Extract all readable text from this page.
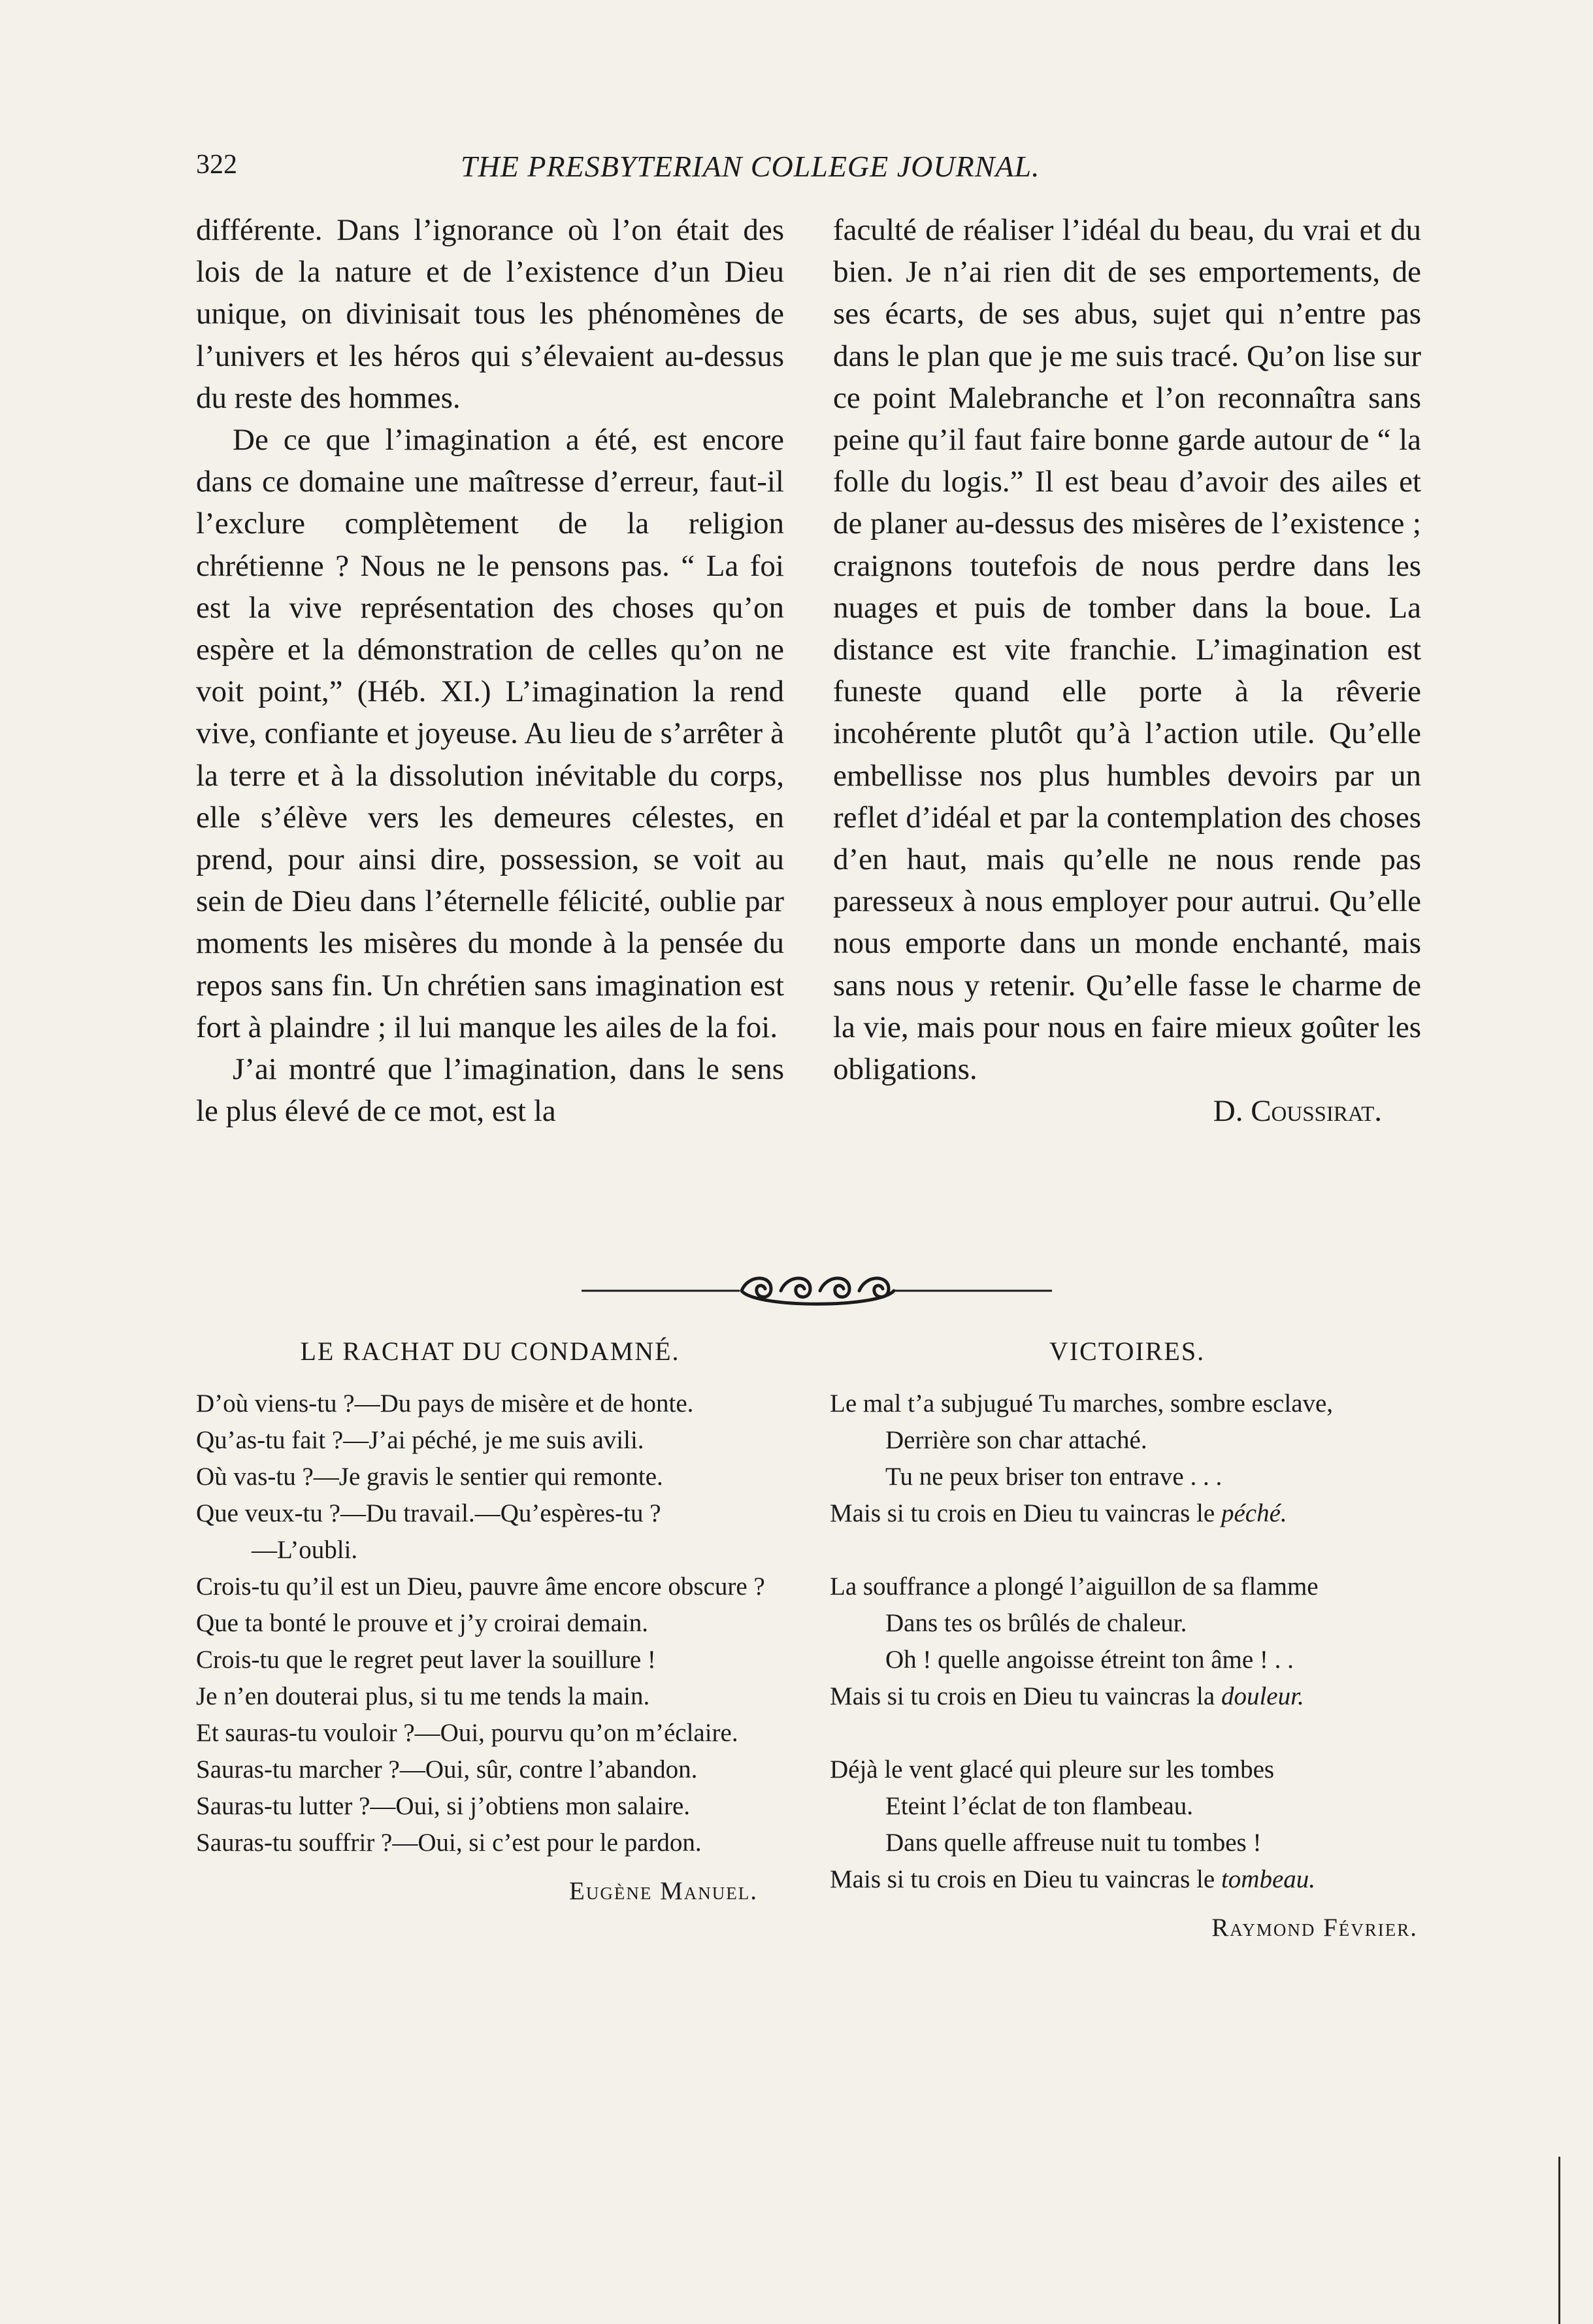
322	THE PRESBYTERIAN COLLEGE JOURNAL.

différente. Dans l’ignorance où l’on était des lois de la nature et de l’existence d’un Dieu unique, on divinisait tous les phénomènes de l’univers et les héros qui s’élevaient au-dessus du reste des hommes.

De ce que l’imagination a été, est encore dans ce domaine une maîtresse d’erreur, faut-il l’exclure complètement de la religion chrétienne ? Nous ne le pensons pas. “ La foi est la vive représentation des choses qu’on espère et la démonstration de celles qu’on ne voit point,” (Héb. XI.) L’imagination la rend vive, confiante et joyeuse. Au lieu de s’arrêter à la terre et à la dissolution inévitable du corps, elle s’élève vers les demeures célestes, en prend, pour ainsi dire, possession, se voit au sein de Dieu dans l’éternelle félicité, oublie par moments les misères du monde à la pensée du repos sans fin. Un chrétien sans imagination est fort à plaindre ; il lui manque les ailes de la foi.

J’ai montré que l’imagination, dans le sens le plus élevé de ce mot, est la

faculté de réaliser l’idéal du beau, du vrai et du bien. Je n’ai rien dit de ses emportements, de ses écarts, de ses abus, sujet qui n’entre pas dans le plan que je me suis tracé. Qu’on lise sur ce point Malebranche et l’on reconnaîtra sans peine qu’il faut faire bonne garde autour de “ la folle du logis.” Il est beau d’avoir des ailes et de planer au-dessus des misères de l’existence ; craignons toutefois de nous perdre dans les nuages et puis de tomber dans la boue. La distance est vite franchie. L’imagination est funeste quand elle porte à la rêverie incohérente plutôt qu’à l’action utile. Qu’elle embellisse nos plus humbles devoirs par un reflet d’idéal et par la contemplation des choses d’en haut, mais qu’elle ne nous rende pas paresseux à nous employer pour autrui. Qu’elle nous emporte dans un monde enchanté, mais sans nous y retenir. Qu’elle fasse le charme de la vie, mais pour nous en faire mieux goûter les obligations.

D. Coussirat.

LE RACHAT DU CONDAMNÉ.
D’où viens-tu ?—Du pays de misère et de honte.
Qu’as-tu fait ?—J’ai péché, je me suis avili.
Où vas-tu ?—Je gravis le sentier qui remonte.
Que veux-tu ?—Du travail.—Qu’espères-tu ?
—L’oubli.
Crois-tu qu’il est un Dieu, pauvre âme encore obscure ?
Que ta bonté le prouve et j’y croirai demain.
Crois-tu que le regret peut laver la souillure !
Je n’en douterai plus, si tu me tends la main.
Et sauras-tu vouloir ?—Oui, pourvu qu’on m’éclaire.
Sauras-tu marcher ?—Oui, sûr, contre l’abandon.
Sauras-tu lutter ?—Oui, si j’obtiens mon salaire.
Sauras-tu souffrir ?—Oui, si c’est pour le pardon.
Eugène Manuel.
VICTOIRES.
Le mal t’a subjugué Tu marches, sombre esclave,
Derrière son char attaché.
Tu ne peux briser ton entrave . . .
Mais si tu crois en Dieu tu vaincras le péché.
La souffrance a plongé l’aiguillon de sa flamme
Dans tes os brûlés de chaleur.
Oh ! quelle angoisse étreint ton âme ! . .
Mais si tu crois en Dieu tu vaincras la douleur.
Déjà le vent glacé qui pleure sur les tombes
Eteint l’éclat de ton flambeau.
Dans quelle affreuse nuit tu tombes !
Mais si tu crois en Dieu tu vaincras le tombeau.
Raymond Février.
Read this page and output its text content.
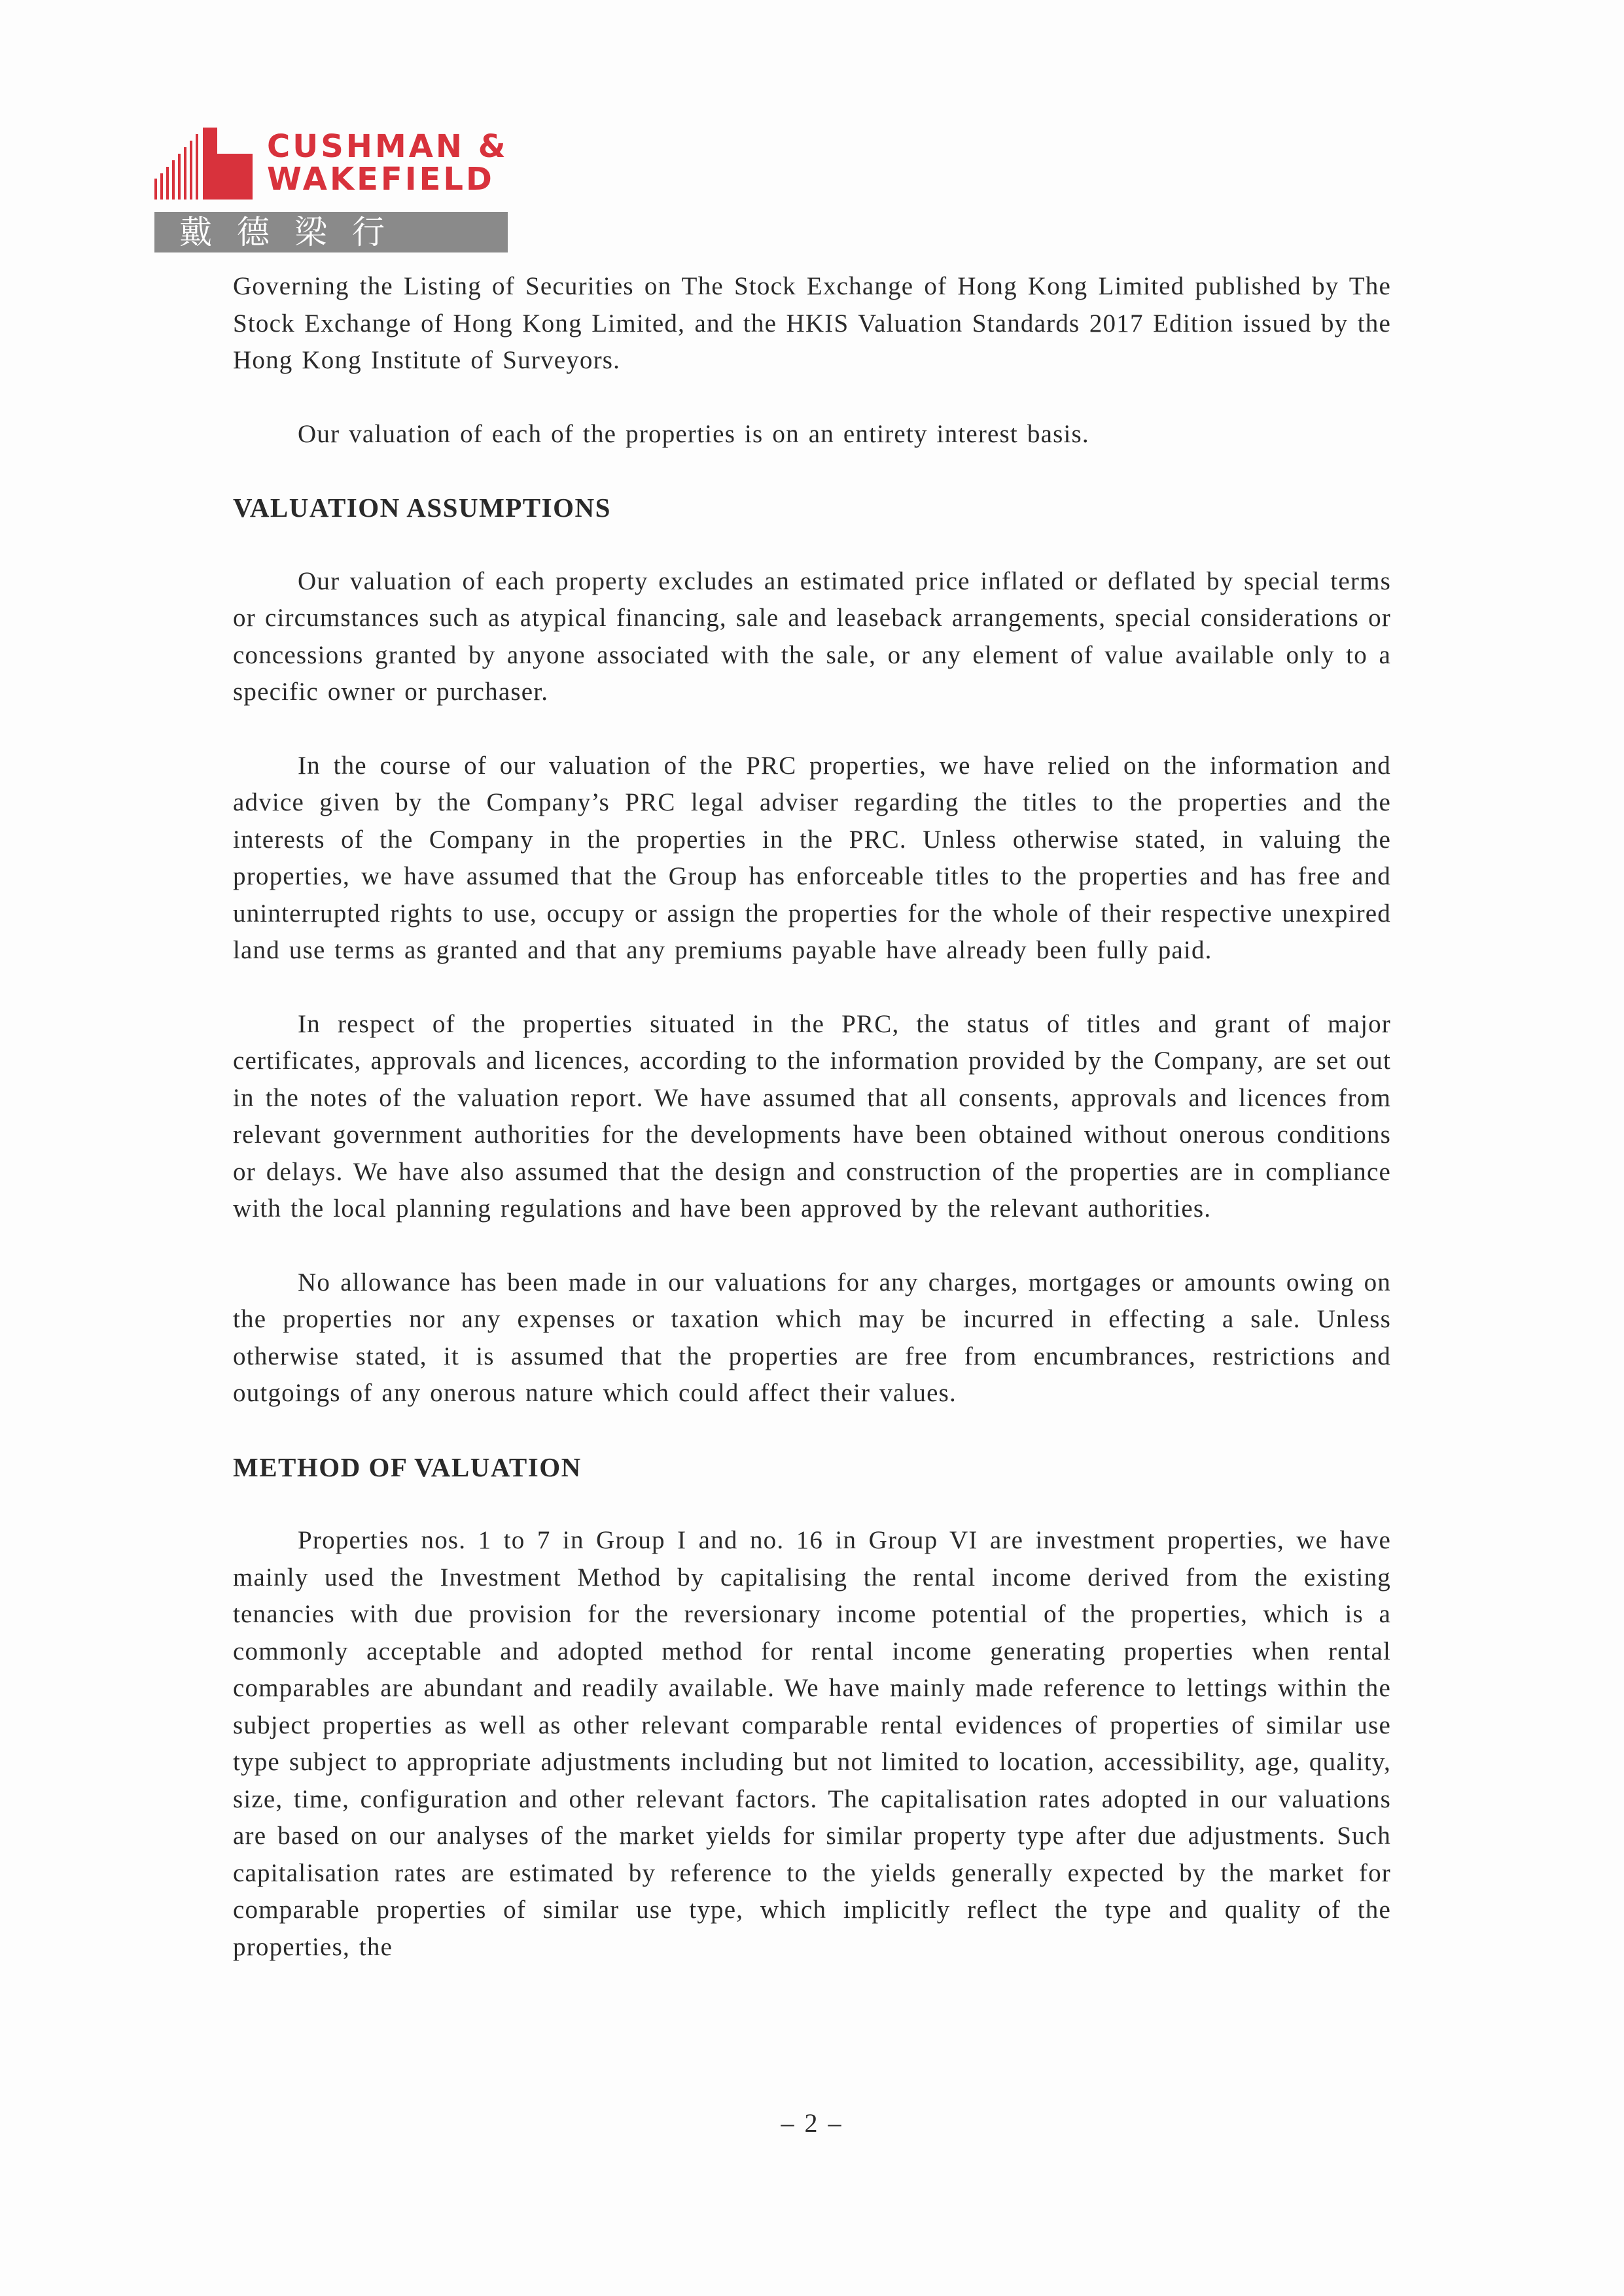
CUSHMAN &
WAKEFIELD
戴德梁行

Governing the Listing of Securities on The Stock Exchange of Hong Kong Limited published by The Stock Exchange of Hong Kong Limited, and the HKIS Valuation Standards 2017 Edition issued by the Hong Kong Institute of Surveyors.

Our valuation of each of the properties is on an entirety interest basis.

VALUATION ASSUMPTIONS

Our valuation of each property excludes an estimated price inflated or deflated by special terms or circumstances such as atypical financing, sale and leaseback arrangements, special considerations or concessions granted by anyone associated with the sale, or any element of value available only to a specific owner or purchaser.

In the course of our valuation of the PRC properties, we have relied on the information and advice given by the Company’s PRC legal adviser regarding the titles to the properties and the interests of the Company in the properties in the PRC. Unless otherwise stated, in valuing the properties, we have assumed that the Group has enforceable titles to the properties and has free and uninterrupted rights to use, occupy or assign the properties for the whole of their respective unexpired land use terms as granted and that any premiums payable have already been fully paid.

In respect of the properties situated in the PRC, the status of titles and grant of major certificates, approvals and licences, according to the information provided by the Company, are set out in the notes of the valuation report. We have assumed that all consents, approvals and licences from relevant government authorities for the developments have been obtained without onerous conditions or delays. We have also assumed that the design and construction of the properties are in compliance with the local planning regulations and have been approved by the relevant authorities.

No allowance has been made in our valuations for any charges, mortgages or amounts owing on the properties nor any expenses or taxation which may be incurred in effecting a sale. Unless otherwise stated, it is assumed that the properties are free from encumbrances, restrictions and outgoings of any onerous nature which could affect their values.

METHOD OF VALUATION

Properties nos. 1 to 7 in Group I and no. 16 in Group VI are investment properties, we have mainly used the Investment Method by capitalising the rental income derived from the existing tenancies with due provision for the reversionary income potential of the properties, which is a commonly acceptable and adopted method for rental income generating properties when rental comparables are abundant and readily available. We have mainly made reference to lettings within the subject properties as well as other relevant comparable rental evidences of properties of similar use type subject to appropriate adjustments including but not limited to location, accessibility, age, quality, size, time, configuration and other relevant factors. The capitalisation rates adopted in our valuations are based on our analyses of the market yields for similar property type after due adjustments. Such capitalisation rates are estimated by reference to the yields generally expected by the market for comparable properties of similar use type, which implicitly reflect the type and quality of the properties, the

– 2 –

_ _ _ _

→ What you are asked to do:
Find the lines that include the string "text", then copy each of them.

→ Expected answer:
Extract all readable text from this page.
Read this page and output its text content.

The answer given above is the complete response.